EXERCISE TASK: Every line that holds "JSON" should be shown.
** BEGIN SOURCE RECORDS **
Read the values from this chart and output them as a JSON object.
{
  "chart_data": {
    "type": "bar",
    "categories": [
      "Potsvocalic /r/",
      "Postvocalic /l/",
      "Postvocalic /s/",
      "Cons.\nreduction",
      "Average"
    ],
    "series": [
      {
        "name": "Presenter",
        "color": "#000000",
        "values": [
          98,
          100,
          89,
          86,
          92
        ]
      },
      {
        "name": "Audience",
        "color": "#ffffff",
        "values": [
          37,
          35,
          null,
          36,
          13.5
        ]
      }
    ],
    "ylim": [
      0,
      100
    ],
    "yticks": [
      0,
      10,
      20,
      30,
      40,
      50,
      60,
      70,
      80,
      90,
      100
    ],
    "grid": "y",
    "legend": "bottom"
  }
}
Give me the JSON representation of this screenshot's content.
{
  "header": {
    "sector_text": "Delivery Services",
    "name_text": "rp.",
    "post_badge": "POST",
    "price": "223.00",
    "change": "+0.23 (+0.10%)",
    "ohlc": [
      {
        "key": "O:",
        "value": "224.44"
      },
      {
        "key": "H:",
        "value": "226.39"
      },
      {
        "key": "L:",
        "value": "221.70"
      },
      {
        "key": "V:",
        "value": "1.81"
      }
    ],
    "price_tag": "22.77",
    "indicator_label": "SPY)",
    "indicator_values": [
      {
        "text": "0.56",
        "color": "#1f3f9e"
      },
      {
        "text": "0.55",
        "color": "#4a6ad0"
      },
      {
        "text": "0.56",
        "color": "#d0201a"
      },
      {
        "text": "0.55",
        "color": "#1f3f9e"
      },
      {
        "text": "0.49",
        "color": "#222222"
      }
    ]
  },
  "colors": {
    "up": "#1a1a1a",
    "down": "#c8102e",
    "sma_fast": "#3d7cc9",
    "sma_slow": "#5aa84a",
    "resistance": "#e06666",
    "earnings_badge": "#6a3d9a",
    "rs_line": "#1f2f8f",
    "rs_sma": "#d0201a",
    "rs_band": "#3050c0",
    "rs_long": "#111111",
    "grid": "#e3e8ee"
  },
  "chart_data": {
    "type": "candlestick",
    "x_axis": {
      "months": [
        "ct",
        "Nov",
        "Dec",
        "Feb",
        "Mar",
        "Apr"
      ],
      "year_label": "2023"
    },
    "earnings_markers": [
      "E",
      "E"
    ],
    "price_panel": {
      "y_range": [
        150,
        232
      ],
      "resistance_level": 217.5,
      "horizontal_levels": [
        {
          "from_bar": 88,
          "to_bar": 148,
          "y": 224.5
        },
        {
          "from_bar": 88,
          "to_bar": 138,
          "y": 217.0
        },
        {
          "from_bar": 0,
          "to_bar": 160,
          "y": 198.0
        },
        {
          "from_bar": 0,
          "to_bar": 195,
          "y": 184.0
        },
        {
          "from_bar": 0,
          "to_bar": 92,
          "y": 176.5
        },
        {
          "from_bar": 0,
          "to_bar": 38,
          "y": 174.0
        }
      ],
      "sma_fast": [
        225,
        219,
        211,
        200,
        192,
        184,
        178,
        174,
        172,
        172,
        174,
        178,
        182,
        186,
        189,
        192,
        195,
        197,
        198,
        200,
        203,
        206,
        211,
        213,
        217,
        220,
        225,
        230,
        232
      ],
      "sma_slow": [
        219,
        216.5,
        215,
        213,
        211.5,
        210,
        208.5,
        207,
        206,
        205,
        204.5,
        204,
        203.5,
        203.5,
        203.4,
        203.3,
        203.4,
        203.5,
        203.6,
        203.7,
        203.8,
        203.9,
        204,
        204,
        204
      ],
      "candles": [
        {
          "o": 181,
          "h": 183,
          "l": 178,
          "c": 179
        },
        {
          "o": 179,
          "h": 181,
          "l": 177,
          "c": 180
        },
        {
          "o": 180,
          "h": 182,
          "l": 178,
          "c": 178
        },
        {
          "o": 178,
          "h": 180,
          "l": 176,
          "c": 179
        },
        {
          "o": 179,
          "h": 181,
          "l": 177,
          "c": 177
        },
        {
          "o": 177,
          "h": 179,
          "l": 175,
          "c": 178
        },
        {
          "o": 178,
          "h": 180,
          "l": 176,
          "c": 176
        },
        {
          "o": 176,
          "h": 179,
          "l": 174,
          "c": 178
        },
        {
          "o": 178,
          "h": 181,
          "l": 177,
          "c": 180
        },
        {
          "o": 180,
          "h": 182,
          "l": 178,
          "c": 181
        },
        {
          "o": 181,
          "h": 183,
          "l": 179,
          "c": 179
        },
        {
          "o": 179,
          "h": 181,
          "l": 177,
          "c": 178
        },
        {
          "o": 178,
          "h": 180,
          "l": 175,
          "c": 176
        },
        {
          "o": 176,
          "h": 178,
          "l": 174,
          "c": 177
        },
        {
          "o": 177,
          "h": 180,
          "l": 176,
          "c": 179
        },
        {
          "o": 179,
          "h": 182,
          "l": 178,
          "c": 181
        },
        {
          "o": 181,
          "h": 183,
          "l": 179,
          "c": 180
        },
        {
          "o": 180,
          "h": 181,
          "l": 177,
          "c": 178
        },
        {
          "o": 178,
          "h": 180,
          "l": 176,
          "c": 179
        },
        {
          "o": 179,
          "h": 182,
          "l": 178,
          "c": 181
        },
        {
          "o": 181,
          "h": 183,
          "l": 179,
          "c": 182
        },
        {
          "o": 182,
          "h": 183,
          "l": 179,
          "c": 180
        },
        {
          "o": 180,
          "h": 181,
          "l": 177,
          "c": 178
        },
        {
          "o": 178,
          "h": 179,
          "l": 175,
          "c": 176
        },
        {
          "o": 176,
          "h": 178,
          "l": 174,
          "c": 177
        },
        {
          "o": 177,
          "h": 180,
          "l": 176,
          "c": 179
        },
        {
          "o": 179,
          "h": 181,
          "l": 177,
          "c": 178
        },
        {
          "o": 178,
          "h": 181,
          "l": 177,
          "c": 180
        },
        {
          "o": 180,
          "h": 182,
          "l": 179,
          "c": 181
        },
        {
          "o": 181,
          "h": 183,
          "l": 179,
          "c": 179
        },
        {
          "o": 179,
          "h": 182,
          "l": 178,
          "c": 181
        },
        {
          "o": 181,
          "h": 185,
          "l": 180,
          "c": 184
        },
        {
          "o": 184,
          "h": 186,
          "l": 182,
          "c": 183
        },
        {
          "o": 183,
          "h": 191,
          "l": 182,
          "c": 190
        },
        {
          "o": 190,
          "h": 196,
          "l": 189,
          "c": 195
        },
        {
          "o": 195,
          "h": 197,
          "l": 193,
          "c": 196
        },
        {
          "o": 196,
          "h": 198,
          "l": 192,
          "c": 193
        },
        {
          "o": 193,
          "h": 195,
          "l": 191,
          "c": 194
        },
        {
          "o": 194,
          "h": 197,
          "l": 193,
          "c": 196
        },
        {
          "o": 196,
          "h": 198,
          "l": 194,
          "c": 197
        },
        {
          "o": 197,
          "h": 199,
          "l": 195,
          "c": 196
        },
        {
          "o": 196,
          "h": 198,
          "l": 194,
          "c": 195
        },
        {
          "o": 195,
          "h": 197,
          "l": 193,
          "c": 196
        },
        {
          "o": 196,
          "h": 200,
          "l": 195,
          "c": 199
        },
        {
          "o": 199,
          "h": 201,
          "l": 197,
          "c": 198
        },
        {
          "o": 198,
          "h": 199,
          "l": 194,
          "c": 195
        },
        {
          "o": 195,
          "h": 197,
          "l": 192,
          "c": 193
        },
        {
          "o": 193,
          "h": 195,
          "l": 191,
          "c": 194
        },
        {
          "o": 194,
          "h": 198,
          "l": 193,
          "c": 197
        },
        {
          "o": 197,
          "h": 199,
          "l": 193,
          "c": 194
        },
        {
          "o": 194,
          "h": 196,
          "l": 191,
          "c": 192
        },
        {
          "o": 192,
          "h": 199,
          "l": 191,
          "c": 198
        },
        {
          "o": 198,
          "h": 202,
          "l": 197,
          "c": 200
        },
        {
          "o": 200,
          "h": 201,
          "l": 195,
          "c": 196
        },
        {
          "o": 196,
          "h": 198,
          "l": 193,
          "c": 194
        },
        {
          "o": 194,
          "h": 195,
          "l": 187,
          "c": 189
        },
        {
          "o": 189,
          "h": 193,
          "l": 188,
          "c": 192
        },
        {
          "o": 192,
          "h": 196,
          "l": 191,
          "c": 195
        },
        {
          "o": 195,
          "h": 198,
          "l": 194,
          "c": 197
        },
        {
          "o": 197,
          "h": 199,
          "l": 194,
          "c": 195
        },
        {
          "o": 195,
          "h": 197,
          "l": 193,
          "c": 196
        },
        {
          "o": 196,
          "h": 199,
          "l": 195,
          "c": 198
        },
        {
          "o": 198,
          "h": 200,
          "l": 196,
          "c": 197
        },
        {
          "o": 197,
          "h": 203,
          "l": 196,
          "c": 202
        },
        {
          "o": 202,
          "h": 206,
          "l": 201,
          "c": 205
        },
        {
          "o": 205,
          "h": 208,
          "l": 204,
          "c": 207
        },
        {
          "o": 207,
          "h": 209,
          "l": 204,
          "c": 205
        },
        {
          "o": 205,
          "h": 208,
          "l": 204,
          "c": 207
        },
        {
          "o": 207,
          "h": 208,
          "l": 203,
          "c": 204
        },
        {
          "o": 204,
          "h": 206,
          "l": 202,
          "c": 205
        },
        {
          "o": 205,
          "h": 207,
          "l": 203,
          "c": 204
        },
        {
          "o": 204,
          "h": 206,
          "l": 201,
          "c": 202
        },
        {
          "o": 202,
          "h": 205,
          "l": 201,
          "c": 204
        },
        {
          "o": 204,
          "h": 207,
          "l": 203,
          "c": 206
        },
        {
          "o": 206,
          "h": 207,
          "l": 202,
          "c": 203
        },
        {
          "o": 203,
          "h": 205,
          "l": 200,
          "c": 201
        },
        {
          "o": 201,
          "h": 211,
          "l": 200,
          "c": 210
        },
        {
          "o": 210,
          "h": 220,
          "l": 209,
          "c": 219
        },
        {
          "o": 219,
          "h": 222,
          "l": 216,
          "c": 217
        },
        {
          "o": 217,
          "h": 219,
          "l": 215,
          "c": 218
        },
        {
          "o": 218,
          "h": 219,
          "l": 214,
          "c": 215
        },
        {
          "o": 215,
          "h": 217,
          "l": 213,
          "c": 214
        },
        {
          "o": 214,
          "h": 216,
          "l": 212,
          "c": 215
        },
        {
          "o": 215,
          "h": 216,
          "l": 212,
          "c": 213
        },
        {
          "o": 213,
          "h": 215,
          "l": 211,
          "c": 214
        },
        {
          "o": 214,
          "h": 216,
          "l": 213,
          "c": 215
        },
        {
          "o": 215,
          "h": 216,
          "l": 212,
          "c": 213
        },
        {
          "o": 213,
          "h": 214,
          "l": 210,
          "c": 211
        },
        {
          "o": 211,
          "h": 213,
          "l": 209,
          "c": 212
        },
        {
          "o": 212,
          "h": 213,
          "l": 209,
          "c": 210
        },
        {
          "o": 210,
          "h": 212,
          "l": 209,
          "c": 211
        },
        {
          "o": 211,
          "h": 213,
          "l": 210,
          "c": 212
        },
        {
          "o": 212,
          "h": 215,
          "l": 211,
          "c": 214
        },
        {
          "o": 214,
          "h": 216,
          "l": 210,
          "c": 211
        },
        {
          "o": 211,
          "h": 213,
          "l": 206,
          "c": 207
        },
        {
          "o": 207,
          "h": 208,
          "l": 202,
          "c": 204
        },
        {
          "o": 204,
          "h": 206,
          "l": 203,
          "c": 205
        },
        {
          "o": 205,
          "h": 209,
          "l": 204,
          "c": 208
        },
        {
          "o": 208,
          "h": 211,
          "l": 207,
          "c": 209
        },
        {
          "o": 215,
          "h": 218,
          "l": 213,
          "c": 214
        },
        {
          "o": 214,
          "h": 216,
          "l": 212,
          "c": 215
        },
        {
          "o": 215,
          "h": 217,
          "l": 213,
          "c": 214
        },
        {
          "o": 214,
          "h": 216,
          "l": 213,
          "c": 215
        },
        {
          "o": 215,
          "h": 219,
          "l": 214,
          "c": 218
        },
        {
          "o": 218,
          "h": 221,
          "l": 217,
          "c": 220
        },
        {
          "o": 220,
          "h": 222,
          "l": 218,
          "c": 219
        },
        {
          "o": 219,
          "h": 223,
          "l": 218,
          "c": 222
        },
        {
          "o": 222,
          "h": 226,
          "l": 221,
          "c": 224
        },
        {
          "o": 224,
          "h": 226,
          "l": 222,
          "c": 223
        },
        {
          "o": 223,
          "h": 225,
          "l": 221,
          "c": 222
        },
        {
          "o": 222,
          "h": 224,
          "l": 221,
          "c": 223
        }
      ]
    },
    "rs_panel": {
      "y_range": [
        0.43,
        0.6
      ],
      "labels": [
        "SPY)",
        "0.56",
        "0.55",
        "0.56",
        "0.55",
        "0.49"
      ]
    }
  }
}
** END SOURCE RECORDS **
RESULT:
Read the values from this chart and output them as a JSON object.
Give me the JSON representation of this screenshot's content.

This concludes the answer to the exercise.